*Objective*:
Only the lines from the one with "Read all visible content and emit it as JSON." onward are wanted, through the last line of the entries, set down exactly.

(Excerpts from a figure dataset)
○ ○ ○

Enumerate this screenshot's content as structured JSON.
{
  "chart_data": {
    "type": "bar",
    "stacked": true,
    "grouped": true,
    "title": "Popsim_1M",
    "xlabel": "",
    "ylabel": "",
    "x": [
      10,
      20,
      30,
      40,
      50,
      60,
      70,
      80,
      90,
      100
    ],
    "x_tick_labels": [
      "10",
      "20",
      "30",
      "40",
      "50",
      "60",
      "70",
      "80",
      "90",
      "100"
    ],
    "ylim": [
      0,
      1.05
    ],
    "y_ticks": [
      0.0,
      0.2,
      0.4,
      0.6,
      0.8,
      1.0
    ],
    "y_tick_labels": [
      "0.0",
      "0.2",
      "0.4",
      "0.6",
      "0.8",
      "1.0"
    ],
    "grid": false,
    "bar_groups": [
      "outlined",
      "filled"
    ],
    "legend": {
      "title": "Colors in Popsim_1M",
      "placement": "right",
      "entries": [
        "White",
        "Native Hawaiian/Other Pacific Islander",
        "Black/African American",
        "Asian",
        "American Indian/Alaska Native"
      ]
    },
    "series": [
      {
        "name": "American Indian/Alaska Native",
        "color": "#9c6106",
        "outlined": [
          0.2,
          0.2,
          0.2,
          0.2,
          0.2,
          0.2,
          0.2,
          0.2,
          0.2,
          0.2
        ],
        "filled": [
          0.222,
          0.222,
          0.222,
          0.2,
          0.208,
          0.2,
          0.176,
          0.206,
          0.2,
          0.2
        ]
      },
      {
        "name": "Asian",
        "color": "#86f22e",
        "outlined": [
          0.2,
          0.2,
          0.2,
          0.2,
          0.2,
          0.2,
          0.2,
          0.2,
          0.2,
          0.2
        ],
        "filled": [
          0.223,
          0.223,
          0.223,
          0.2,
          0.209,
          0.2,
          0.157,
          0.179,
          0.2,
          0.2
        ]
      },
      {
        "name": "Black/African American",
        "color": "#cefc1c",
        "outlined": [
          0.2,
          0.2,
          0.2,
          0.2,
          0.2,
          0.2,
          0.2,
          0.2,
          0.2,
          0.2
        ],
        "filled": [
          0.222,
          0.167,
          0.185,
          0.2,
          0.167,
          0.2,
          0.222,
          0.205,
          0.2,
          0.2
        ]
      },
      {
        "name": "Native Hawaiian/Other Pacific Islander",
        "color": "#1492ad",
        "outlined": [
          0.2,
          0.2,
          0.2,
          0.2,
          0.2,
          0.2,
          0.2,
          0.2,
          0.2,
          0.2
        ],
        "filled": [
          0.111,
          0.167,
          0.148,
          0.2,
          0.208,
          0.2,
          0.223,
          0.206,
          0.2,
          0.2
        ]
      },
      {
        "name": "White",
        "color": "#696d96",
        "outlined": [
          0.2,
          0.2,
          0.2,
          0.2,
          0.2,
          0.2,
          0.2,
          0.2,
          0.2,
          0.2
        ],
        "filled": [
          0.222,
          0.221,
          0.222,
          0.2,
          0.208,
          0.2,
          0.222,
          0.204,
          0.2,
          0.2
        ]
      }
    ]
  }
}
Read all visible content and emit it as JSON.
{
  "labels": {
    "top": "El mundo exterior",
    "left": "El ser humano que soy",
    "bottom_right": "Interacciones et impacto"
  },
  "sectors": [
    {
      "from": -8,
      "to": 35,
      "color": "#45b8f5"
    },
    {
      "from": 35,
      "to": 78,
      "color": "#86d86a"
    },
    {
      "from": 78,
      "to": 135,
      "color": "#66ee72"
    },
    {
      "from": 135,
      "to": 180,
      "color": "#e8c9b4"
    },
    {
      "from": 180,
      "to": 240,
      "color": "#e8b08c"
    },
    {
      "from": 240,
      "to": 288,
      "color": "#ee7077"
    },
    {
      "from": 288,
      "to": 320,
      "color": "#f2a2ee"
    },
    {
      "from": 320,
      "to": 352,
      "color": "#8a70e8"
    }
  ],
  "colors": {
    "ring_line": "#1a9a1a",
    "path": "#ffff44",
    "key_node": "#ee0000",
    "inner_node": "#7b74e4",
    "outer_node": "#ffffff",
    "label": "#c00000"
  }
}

○ ○ ○

*Completed exercise*:
Read all visible content and emit it as JSON.
{
  "labels": {
    "top": "El mundo exterior",
    "left": "El ser humano que soy",
    "bottom_right": "Interacciones et impacto"
  },
  "sectors": [
    {
      "from": -8,
      "to": 35,
      "color": "#45b8f5"
    },
    {
      "from": 35,
      "to": 78,
      "color": "#86d86a"
    },
    {
      "from": 78,
      "to": 135,
      "color": "#66ee72"
    },
    {
      "from": 135,
      "to": 180,
      "color": "#e8c9b4"
    },
    {
      "from": 180,
      "to": 240,
      "color": "#e8b08c"
    },
    {
      "from": 240,
      "to": 288,
      "color": "#ee7077"
    },
    {
      "from": 288,
      "to": 320,
      "color": "#f2a2ee"
    },
    {
      "from": 320,
      "to": 352,
      "color": "#8a70e8"
    }
  ],
  "colors": {
    "ring_line": "#1a9a1a",
    "path": "#ffff44",
    "key_node": "#ee0000",
    "inner_node": "#7b74e4",
    "outer_node": "#ffffff",
    "label": "#c00000"
  }
}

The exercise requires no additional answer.